begin RECORDED DATA

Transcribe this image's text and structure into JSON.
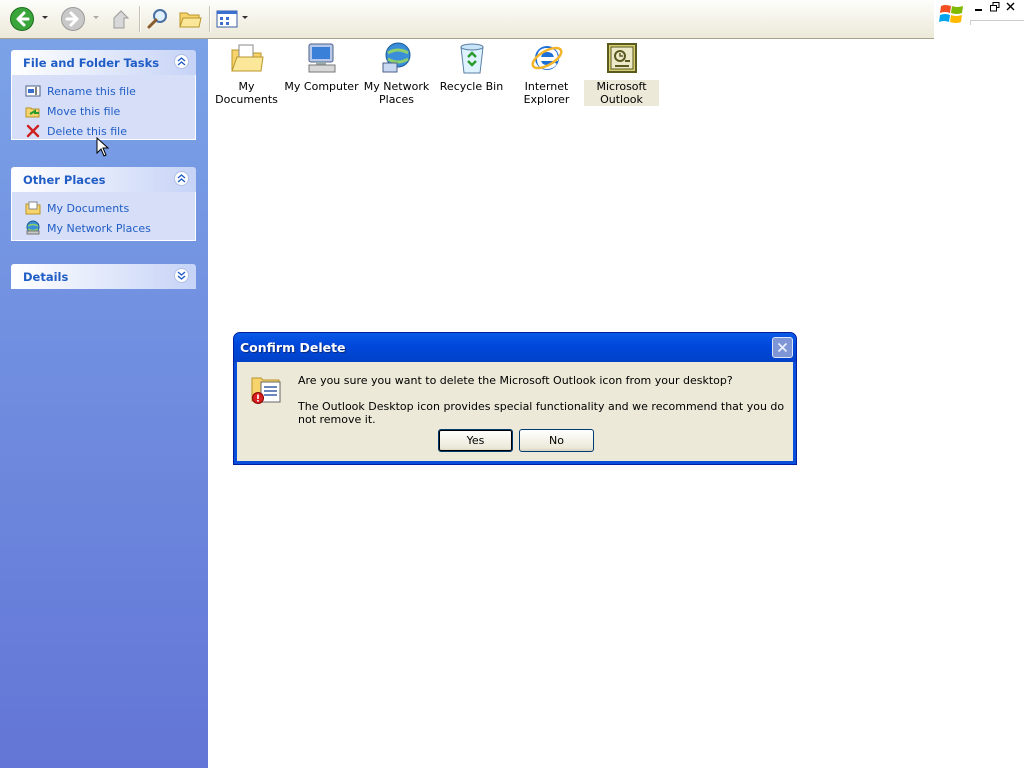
{
  "toolbar": {
    "buttons": [
      "back-icon",
      "forward-icon",
      "up-folder-icon",
      "search-icon",
      "folders-icon",
      "views-icon"
    ]
  },
  "colors": {
    "taskpane_top": "#7ba2e7",
    "taskpane_bottom": "#6375d6",
    "panel_title": "#215dc6",
    "dialog_title": "#0054e3",
    "dialog_body": "#ece9d8"
  },
  "taskpane": {
    "file_tasks": {
      "title": "File and Folder Tasks",
      "items": [
        {
          "label": "Rename this file",
          "icon": "rename-icon"
        },
        {
          "label": "Move this file",
          "icon": "move-icon"
        },
        {
          "label": "Delete this file",
          "icon": "delete-icon"
        }
      ]
    },
    "other_places": {
      "title": "Other Places",
      "items": [
        {
          "label": "My Documents",
          "icon": "my-documents-icon"
        },
        {
          "label": "My Network Places",
          "icon": "network-places-icon"
        }
      ]
    },
    "details": {
      "title": "Details"
    }
  },
  "desktop": {
    "icons": [
      {
        "line1": "My Documents",
        "line2": "",
        "icon": "my-documents-folder-icon"
      },
      {
        "line1": "My Computer",
        "line2": "",
        "icon": "my-computer-icon"
      },
      {
        "line1": "My Network",
        "line2": "Places",
        "icon": "network-places-icon"
      },
      {
        "line1": "Recycle Bin",
        "line2": "",
        "icon": "recycle-bin-icon"
      },
      {
        "line1": "Internet",
        "line2": "Explorer",
        "icon": "internet-explorer-icon"
      },
      {
        "line1": "Microsoft",
        "line2": "Outlook",
        "icon": "outlook-icon",
        "selected": true
      }
    ]
  },
  "dialog": {
    "title": "Confirm Delete",
    "message": "Are you sure you want to delete the Microsoft Outlook icon from your desktop?",
    "detail": "The Outlook Desktop icon provides special functionality and we recommend that you do not remove it.",
    "yes_label": "Yes",
    "no_label": "No"
  }
}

end RECORDED DATA

* [GIVEN REQUEST] Return every line of the records exactly as given, pictures excluded.

* [EXPECTED ANSWER]
Transcribe this image's text and structure into JSON.
{
  "toolbar": {
    "buttons": [
      "back-icon",
      "forward-icon",
      "up-folder-icon",
      "search-icon",
      "folders-icon",
      "views-icon"
    ]
  },
  "colors": {
    "taskpane_top": "#7ba2e7",
    "taskpane_bottom": "#6375d6",
    "panel_title": "#215dc6",
    "dialog_title": "#0054e3",
    "dialog_body": "#ece9d8"
  },
  "taskpane": {
    "file_tasks": {
      "title": "File and Folder Tasks",
      "items": [
        {
          "label": "Rename this file",
          "icon": "rename-icon"
        },
        {
          "label": "Move this file",
          "icon": "move-icon"
        },
        {
          "label": "Delete this file",
          "icon": "delete-icon"
        }
      ]
    },
    "other_places": {
      "title": "Other Places",
      "items": [
        {
          "label": "My Documents",
          "icon": "my-documents-icon"
        },
        {
          "label": "My Network Places",
          "icon": "network-places-icon"
        }
      ]
    },
    "details": {
      "title": "Details"
    }
  },
  "desktop": {
    "icons": [
      {
        "line1": "My Documents",
        "line2": "",
        "icon": "my-documents-folder-icon"
      },
      {
        "line1": "My Computer",
        "line2": "",
        "icon": "my-computer-icon"
      },
      {
        "line1": "My Network",
        "line2": "Places",
        "icon": "network-places-icon"
      },
      {
        "line1": "Recycle Bin",
        "line2": "",
        "icon": "recycle-bin-icon"
      },
      {
        "line1": "Internet",
        "line2": "Explorer",
        "icon": "internet-explorer-icon"
      },
      {
        "line1": "Microsoft",
        "line2": "Outlook",
        "icon": "outlook-icon",
        "selected": true
      }
    ]
  },
  "dialog": {
    "title": "Confirm Delete",
    "message": "Are you sure you want to delete the Microsoft Outlook icon from your desktop?",
    "detail": "The Outlook Desktop icon provides special functionality and we recommend that you do not remove it.",
    "yes_label": "Yes",
    "no_label": "No"
  }
}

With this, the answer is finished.